Given entries:
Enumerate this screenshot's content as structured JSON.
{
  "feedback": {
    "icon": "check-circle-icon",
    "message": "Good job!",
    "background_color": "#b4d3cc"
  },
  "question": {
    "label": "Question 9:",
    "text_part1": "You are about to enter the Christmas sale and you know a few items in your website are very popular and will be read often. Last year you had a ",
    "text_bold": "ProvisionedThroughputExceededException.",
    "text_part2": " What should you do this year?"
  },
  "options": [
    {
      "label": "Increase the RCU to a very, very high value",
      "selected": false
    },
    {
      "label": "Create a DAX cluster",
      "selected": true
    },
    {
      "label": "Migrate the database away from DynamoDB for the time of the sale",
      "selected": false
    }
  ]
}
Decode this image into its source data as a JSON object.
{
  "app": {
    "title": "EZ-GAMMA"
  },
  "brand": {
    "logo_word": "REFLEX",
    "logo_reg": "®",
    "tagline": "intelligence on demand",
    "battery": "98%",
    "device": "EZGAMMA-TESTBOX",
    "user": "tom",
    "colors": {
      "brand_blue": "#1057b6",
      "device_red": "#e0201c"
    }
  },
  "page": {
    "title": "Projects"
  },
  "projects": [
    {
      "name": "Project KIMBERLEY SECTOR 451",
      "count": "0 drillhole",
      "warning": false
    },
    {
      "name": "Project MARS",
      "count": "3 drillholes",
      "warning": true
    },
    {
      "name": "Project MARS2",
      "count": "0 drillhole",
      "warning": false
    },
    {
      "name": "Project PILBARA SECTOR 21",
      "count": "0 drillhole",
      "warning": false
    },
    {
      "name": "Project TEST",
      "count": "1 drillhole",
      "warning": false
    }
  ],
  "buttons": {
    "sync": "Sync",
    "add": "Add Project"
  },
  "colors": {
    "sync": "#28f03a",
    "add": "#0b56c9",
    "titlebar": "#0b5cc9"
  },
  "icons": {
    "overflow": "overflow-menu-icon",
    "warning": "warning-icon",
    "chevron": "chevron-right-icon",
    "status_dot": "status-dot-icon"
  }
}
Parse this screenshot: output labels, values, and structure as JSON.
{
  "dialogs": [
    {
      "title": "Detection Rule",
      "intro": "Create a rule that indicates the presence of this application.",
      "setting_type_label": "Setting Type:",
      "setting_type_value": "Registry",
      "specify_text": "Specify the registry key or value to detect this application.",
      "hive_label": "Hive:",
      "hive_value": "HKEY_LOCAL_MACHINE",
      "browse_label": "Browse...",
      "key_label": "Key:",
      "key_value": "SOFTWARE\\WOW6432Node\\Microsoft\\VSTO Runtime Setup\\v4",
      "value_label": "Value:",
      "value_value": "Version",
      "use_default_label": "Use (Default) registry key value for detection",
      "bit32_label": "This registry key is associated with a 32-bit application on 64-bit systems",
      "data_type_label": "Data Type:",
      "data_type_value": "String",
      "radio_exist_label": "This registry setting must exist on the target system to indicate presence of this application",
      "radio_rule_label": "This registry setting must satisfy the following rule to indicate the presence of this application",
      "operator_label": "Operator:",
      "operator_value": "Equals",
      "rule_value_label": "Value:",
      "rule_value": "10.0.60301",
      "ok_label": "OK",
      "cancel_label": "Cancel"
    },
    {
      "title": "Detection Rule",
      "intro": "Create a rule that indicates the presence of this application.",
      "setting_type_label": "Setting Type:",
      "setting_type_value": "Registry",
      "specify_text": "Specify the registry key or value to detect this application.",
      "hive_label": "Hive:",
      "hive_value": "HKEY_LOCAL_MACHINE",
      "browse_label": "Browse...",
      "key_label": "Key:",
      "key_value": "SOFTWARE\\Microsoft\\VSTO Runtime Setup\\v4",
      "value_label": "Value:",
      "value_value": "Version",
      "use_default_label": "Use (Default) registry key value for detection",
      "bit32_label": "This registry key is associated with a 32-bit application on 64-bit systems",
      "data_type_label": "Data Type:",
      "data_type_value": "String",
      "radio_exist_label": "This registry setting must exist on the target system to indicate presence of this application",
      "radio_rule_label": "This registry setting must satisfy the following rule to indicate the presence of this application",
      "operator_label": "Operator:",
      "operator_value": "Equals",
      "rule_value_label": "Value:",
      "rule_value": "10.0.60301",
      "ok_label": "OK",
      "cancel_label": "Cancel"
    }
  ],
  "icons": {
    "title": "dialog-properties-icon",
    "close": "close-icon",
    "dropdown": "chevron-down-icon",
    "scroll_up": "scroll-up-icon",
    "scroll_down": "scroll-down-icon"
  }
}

Aim:
Which lines contain the word "year"? Copy each one.

Correct answer:
    "text_part1": "You are about to enter the Christmas sale and you know a few items in your website are very popular and will be read often. Last year you had a ",
    "text_part2": " What should you do this year?"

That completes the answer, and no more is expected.